**WHAT YOU NEED TO DO**
Copy each line below in which the word "Zawartość" occurs.

**DATASET EXCERPTS**
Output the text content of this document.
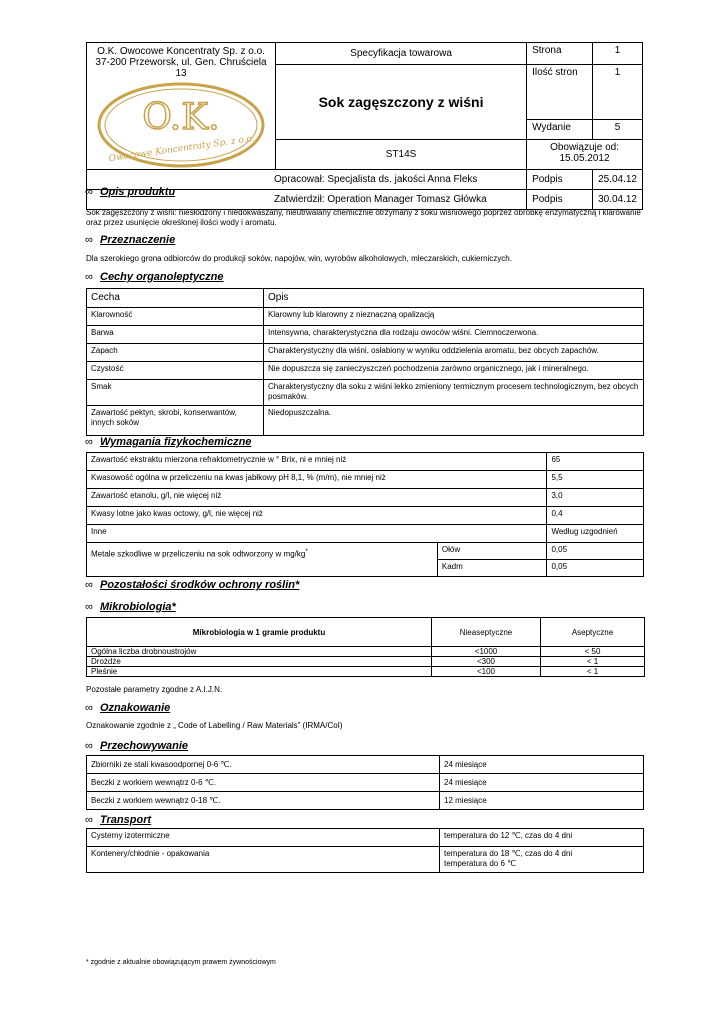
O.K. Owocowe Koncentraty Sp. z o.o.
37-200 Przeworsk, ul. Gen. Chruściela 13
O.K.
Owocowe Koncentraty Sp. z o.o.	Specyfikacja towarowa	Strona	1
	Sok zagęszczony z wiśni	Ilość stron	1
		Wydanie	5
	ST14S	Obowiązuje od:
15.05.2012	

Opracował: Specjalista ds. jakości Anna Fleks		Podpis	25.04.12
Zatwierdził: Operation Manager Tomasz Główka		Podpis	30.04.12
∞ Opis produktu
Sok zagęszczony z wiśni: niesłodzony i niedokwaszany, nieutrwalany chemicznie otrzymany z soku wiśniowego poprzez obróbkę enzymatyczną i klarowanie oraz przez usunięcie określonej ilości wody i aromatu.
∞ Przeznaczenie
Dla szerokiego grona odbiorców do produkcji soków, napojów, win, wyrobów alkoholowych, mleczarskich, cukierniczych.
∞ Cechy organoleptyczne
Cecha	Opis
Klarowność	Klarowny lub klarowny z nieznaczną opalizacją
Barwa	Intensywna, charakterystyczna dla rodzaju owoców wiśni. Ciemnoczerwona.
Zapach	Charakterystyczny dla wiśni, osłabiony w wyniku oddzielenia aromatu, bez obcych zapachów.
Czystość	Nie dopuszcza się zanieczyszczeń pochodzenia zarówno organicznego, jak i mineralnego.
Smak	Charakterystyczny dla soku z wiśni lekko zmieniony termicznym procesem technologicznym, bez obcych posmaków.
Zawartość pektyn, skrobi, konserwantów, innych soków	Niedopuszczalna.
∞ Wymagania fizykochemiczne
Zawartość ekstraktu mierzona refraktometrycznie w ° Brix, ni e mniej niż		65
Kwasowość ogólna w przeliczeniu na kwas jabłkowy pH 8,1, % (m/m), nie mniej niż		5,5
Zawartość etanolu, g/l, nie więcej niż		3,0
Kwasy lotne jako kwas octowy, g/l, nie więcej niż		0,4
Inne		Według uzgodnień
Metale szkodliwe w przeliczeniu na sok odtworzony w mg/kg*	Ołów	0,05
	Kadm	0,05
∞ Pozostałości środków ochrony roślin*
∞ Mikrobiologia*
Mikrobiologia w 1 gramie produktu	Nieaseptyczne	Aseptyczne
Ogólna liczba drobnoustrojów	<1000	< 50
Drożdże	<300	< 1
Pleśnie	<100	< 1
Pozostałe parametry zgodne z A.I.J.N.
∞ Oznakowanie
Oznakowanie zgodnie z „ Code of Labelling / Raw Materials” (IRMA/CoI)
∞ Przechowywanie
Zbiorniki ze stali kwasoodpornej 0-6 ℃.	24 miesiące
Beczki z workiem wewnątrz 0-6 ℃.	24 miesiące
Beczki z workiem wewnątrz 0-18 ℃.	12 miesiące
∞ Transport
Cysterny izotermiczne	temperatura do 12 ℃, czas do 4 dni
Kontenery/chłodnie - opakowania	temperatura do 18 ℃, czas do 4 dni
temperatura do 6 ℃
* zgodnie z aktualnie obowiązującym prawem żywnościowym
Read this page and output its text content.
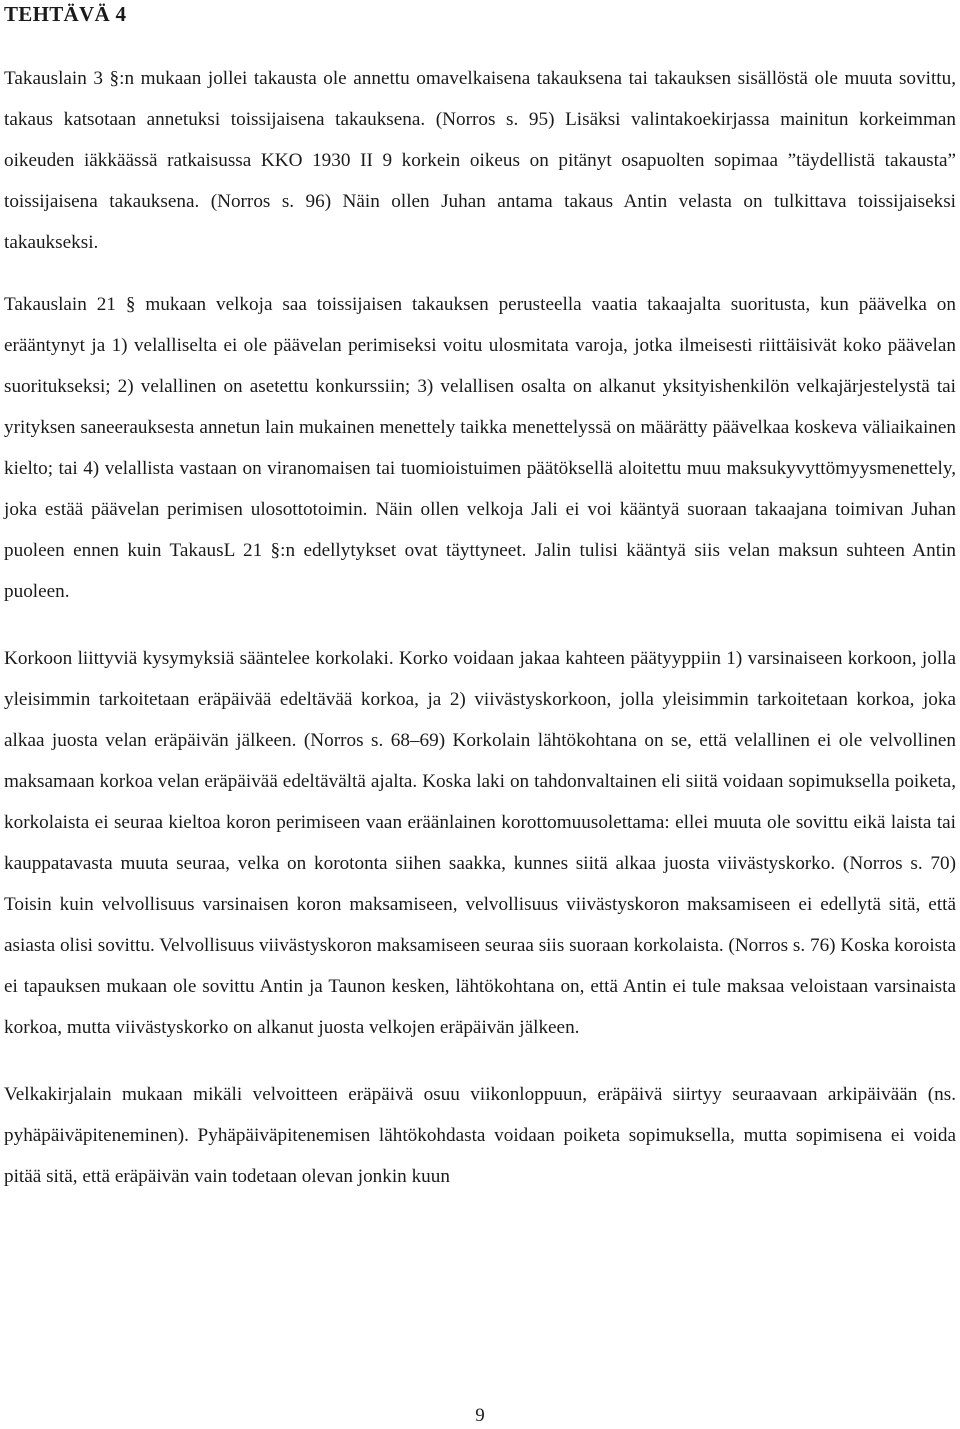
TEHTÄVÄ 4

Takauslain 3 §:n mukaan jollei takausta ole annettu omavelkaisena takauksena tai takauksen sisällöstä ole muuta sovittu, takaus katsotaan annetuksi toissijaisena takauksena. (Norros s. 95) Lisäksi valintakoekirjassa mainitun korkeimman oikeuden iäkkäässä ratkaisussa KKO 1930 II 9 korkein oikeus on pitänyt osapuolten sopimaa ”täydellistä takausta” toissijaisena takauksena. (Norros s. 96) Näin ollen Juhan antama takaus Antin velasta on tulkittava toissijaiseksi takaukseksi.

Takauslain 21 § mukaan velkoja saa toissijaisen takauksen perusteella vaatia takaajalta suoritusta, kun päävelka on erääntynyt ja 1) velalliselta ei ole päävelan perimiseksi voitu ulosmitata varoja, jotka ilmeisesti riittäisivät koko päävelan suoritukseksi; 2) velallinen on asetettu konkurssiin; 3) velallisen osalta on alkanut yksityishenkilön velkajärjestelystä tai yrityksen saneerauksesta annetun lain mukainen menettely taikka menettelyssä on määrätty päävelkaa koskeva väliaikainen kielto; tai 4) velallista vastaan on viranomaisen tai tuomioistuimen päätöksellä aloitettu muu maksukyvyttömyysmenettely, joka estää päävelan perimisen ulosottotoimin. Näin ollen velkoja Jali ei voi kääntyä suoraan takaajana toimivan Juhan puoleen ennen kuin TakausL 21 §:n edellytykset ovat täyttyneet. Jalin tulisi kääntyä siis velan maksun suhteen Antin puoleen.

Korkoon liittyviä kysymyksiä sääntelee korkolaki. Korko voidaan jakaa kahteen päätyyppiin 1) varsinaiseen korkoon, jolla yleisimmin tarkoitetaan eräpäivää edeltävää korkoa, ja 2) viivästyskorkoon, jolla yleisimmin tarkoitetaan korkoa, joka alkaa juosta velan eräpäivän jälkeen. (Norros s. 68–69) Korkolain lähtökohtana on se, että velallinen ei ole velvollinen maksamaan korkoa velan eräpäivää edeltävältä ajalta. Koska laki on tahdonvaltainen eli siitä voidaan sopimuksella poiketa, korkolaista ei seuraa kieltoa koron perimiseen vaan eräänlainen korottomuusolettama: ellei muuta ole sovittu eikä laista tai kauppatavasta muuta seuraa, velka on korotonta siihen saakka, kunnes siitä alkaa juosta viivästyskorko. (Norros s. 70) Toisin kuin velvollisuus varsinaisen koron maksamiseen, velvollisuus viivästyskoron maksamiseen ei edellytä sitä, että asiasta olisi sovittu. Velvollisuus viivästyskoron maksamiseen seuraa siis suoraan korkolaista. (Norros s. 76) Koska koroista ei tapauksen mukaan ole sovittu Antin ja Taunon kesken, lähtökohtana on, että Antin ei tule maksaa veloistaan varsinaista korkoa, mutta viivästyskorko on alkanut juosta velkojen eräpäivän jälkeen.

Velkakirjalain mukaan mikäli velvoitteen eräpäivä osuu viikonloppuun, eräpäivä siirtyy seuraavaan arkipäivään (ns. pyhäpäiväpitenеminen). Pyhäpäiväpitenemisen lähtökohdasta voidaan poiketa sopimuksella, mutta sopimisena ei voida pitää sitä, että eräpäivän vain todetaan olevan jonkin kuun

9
...
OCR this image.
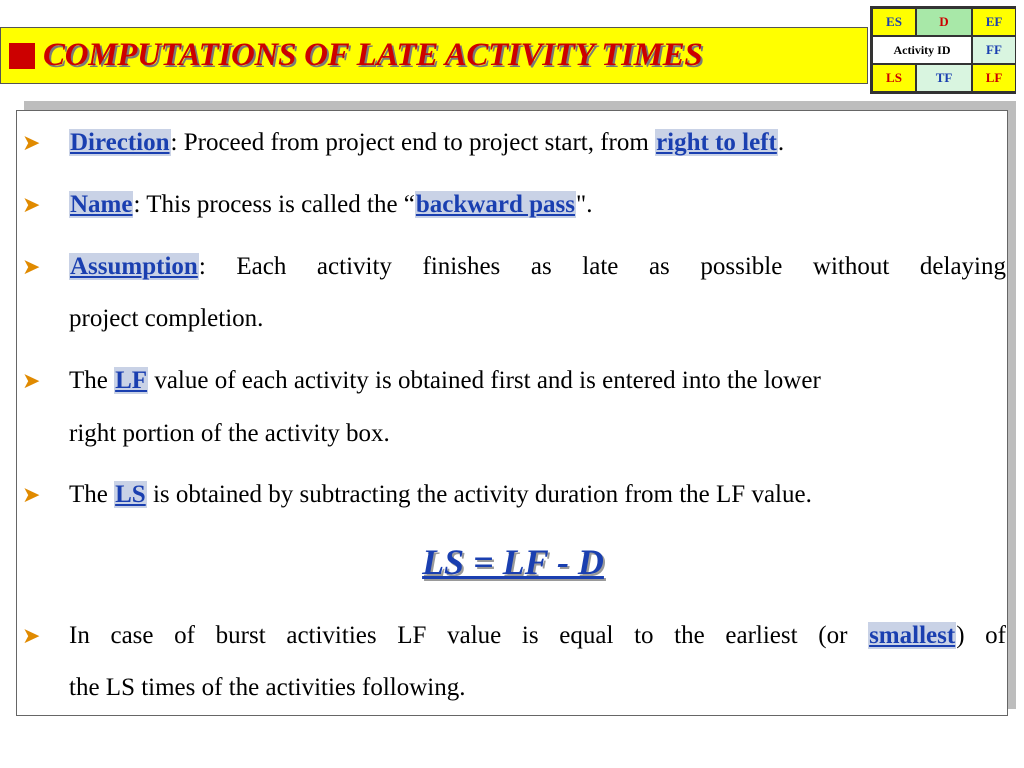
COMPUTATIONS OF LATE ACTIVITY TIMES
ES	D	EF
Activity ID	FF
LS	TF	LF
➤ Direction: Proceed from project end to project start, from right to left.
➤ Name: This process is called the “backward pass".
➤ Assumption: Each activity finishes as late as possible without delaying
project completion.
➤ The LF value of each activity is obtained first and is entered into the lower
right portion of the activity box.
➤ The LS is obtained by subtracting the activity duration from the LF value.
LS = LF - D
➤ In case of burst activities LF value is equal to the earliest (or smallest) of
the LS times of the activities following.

**ANSWER TO THIS TASK**
Zawartość pektyn, skrobi, konserwantów, innych soków	Niedopuszczalna.
Zawartość ekstraktu mierzona refraktometrycznie w ° Brix, ni e mniej niż		65
Zawartość etanolu, g/l, nie więcej niż		3,0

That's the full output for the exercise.